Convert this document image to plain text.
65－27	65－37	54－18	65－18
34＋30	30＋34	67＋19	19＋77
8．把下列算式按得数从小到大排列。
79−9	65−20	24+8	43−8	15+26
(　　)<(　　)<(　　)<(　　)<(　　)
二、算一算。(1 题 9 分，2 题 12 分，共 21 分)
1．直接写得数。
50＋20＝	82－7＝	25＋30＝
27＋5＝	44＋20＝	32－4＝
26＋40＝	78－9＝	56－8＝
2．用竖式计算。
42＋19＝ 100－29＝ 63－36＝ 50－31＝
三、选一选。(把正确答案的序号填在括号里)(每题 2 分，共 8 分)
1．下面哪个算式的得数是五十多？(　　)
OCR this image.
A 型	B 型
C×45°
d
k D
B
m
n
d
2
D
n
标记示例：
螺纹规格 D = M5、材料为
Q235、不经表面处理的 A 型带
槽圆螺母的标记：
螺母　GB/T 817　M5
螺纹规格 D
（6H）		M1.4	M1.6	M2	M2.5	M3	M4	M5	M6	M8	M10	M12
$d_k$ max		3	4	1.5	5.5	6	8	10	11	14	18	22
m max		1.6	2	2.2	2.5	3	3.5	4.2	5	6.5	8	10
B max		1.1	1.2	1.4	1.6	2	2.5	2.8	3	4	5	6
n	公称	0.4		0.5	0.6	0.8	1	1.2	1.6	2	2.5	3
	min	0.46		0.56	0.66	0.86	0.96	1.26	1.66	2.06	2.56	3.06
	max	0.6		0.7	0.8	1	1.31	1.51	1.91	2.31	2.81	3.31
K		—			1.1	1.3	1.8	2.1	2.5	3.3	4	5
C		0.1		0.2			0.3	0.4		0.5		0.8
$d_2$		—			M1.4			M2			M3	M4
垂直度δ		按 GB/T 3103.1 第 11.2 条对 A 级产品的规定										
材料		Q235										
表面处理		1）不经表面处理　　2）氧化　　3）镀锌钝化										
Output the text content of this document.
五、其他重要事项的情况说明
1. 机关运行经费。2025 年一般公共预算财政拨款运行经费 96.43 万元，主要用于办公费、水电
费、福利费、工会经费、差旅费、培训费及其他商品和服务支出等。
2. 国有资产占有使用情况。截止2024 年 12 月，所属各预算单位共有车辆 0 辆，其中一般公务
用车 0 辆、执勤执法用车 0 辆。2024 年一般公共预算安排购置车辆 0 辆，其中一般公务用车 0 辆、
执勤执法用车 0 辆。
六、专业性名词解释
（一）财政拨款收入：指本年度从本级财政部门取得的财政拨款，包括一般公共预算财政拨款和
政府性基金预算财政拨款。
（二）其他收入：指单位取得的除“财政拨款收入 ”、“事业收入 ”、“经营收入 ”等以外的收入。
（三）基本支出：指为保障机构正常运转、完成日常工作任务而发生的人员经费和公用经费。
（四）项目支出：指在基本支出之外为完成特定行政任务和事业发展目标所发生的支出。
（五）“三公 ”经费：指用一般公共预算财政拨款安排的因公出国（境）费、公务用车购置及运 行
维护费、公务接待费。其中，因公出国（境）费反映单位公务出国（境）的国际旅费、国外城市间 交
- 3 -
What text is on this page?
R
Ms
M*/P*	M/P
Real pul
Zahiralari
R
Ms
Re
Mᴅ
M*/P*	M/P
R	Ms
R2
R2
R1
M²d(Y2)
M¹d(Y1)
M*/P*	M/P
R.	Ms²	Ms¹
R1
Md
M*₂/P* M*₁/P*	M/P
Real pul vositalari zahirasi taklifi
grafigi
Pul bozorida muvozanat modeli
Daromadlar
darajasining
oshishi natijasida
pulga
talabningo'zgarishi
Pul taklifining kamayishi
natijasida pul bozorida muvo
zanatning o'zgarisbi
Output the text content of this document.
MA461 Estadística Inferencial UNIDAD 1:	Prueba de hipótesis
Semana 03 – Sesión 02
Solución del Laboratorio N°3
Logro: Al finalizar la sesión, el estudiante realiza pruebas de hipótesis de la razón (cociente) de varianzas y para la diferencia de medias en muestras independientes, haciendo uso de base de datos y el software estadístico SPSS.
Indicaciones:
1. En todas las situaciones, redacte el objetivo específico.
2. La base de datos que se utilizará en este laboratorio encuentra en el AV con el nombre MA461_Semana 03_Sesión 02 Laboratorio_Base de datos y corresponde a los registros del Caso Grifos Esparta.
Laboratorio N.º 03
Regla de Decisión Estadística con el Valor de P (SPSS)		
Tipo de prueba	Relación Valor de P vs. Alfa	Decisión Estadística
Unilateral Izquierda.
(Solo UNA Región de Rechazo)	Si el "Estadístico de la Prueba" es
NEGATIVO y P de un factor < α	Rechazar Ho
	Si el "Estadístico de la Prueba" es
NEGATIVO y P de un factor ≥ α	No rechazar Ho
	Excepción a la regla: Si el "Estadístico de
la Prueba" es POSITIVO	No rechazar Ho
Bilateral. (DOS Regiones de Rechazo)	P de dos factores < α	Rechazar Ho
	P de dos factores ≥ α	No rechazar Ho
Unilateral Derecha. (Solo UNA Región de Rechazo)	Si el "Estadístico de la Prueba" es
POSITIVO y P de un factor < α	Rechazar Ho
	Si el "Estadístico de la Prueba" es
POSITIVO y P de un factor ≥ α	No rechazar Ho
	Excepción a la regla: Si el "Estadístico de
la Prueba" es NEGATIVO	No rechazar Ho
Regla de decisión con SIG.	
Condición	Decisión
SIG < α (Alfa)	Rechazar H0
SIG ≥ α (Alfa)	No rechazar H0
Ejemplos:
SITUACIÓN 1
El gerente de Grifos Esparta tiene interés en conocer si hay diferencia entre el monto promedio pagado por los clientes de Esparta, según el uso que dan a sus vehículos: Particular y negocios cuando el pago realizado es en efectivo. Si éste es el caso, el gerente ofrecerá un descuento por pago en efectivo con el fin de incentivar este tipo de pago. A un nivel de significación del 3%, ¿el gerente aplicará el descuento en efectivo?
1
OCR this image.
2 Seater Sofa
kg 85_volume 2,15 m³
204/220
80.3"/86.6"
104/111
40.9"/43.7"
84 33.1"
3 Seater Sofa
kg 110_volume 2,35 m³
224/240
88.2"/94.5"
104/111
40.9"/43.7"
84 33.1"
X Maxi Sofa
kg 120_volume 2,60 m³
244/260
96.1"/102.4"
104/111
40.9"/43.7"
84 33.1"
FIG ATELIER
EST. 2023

→ **What you are asked to do**: Go through the records above and set each one down exactly, please.

→ **Final answer**:
Convert this document image to plain text.
65－27	65－37	54－18	65－18
34＋30	30＋34	67＋19	19＋77
8．把下列算式按得数从小到大排列。
79−9	65−20	24+8	43−8	15+26
(　　)<(　　)<(　　)<(　　)<(　　)
二、算一算。(1 题 9 分，2 题 12 分，共 21 分)
1．直接写得数。
50＋20＝	82－7＝	25＋30＝
27＋5＝	44＋20＝	32－4＝
26＋40＝	78－9＝	56－8＝
2．用竖式计算。
42＋19＝ 100－29＝ 63－36＝ 50－31＝
三、选一选。(把正确答案的序号填在括号里)(每题 2 分，共 8 分)
1．下面哪个算式的得数是五十多？(　　)
OCR this image.
A 型	B 型
C×45°
d
k D
B
m
n
d
2
D
n
标记示例：
螺纹规格 D = M5、材料为
Q235、不经表面处理的 A 型带
槽圆螺母的标记：
螺母　GB/T 817　M5
螺纹规格 D
（6H）		M1.4	M1.6	M2	M2.5	M3	M4	M5	M6	M8	M10	M12
$d_k$ max		3	4	1.5	5.5	6	8	10	11	14	18	22
m max		1.6	2	2.2	2.5	3	3.5	4.2	5	6.5	8	10
B max		1.1	1.2	1.4	1.6	2	2.5	2.8	3	4	5	6
n	公称	0.4		0.5	0.6	0.8	1	1.2	1.6	2	2.5	3
	min	0.46		0.56	0.66	0.86	0.96	1.26	1.66	2.06	2.56	3.06
	max	0.6		0.7	0.8	1	1.31	1.51	1.91	2.31	2.81	3.31
K		—			1.1	1.3	1.8	2.1	2.5	3.3	4	5
C		0.1		0.2			0.3	0.4		0.5		0.8
$d_2$		—			M1.4			M2			M3	M4
垂直度δ		按 GB/T 3103.1 第 11.2 条对 A 级产品的规定										
材料		Q235										
表面处理		1）不经表面处理　　2）氧化　　3）镀锌钝化										
Output the text content of this document.
五、其他重要事项的情况说明
1. 机关运行经费。2025 年一般公共预算财政拨款运行经费 96.43 万元，主要用于办公费、水电
费、福利费、工会经费、差旅费、培训费及其他商品和服务支出等。
2. 国有资产占有使用情况。截止2024 年 12 月，所属各预算单位共有车辆 0 辆，其中一般公务
用车 0 辆、执勤执法用车 0 辆。2024 年一般公共预算安排购置车辆 0 辆，其中一般公务用车 0 辆、
执勤执法用车 0 辆。
六、专业性名词解释
（一）财政拨款收入：指本年度从本级财政部门取得的财政拨款，包括一般公共预算财政拨款和
政府性基金预算财政拨款。
（二）其他收入：指单位取得的除“财政拨款收入 ”、“事业收入 ”、“经营收入 ”等以外的收入。
（三）基本支出：指为保障机构正常运转、完成日常工作任务而发生的人员经费和公用经费。
（四）项目支出：指在基本支出之外为完成特定行政任务和事业发展目标所发生的支出。
（五）“三公 ”经费：指用一般公共预算财政拨款安排的因公出国（境）费、公务用车购置及运 行
维护费、公务接待费。其中，因公出国（境）费反映单位公务出国（境）的国际旅费、国外城市间 交
- 3 -
What text is on this page?
R
Ms
M*/P*	M/P
Real pul
Zahiralari
R
Ms
Re
Mᴅ
M*/P*	M/P
R	Ms
R2
R2
R1
M²d(Y2)
M¹d(Y1)
M*/P*	M/P
R.	Ms²	Ms¹
R1
Md
M*₂/P* M*₁/P*	M/P
Real pul vositalari zahirasi taklifi
grafigi
Pul bozorida muvozanat modeli
Daromadlar
darajasining
oshishi natijasida
pulga
talabningo'zgarishi
Pul taklifining kamayishi
natijasida pul bozorida muvo
zanatning o'zgarisbi
Output the text content of this document.
MA461 Estadística Inferencial UNIDAD 1:	Prueba de hipótesis
Semana 03 – Sesión 02
Solución del Laboratorio N°3
Logro: Al finalizar la sesión, el estudiante realiza pruebas de hipótesis de la razón (cociente) de varianzas y para la diferencia de medias en muestras independientes, haciendo uso de base de datos y el software estadístico SPSS.
Indicaciones:
1. En todas las situaciones, redacte el objetivo específico.
2. La base de datos que se utilizará en este laboratorio encuentra en el AV con el nombre MA461_Semana 03_Sesión 02 Laboratorio_Base de datos y corresponde a los registros del Caso Grifos Esparta.
Laboratorio N.º 03
Regla de Decisión Estadística con el Valor de P (SPSS)		
Tipo de prueba	Relación Valor de P vs. Alfa	Decisión Estadística
Unilateral Izquierda.
(Solo UNA Región de Rechazo)	Si el "Estadístico de la Prueba" es
NEGATIVO y P de un factor < α	Rechazar Ho
	Si el "Estadístico de la Prueba" es
NEGATIVO y P de un factor ≥ α	No rechazar Ho
	Excepción a la regla: Si el "Estadístico de
la Prueba" es POSITIVO	No rechazar Ho
Bilateral. (DOS Regiones de Rechazo)	P de dos factores < α	Rechazar Ho
	P de dos factores ≥ α	No rechazar Ho
Unilateral Derecha. (Solo UNA Región de Rechazo)	Si el "Estadístico de la Prueba" es
POSITIVO y P de un factor < α	Rechazar Ho
	Si el "Estadístico de la Prueba" es
POSITIVO y P de un factor ≥ α	No rechazar Ho
	Excepción a la regla: Si el "Estadístico de
la Prueba" es NEGATIVO	No rechazar Ho
Regla de decisión con SIG.	
Condición	Decisión
SIG < α (Alfa)	Rechazar H0
SIG ≥ α (Alfa)	No rechazar H0
Ejemplos:
SITUACIÓN 1
El gerente de Grifos Esparta tiene interés en conocer si hay diferencia entre el monto promedio pagado por los clientes de Esparta, según el uso que dan a sus vehículos: Particular y negocios cuando el pago realizado es en efectivo. Si éste es el caso, el gerente ofrecerá un descuento por pago en efectivo con el fin de incentivar este tipo de pago. A un nivel de significación del 3%, ¿el gerente aplicará el descuento en efectivo?
1
OCR this image.
2 Seater Sofa
kg 85_volume 2,15 m³
204/220
80.3"/86.6"
104/111
40.9"/43.7"
84 33.1"
3 Seater Sofa
kg 110_volume 2,35 m³
224/240
88.2"/94.5"
104/111
40.9"/43.7"
84 33.1"
X Maxi Sofa
kg 120_volume 2,60 m³
244/260
96.1"/102.4"
104/111
40.9"/43.7"
84 33.1"
FIG ATELIER
EST. 2023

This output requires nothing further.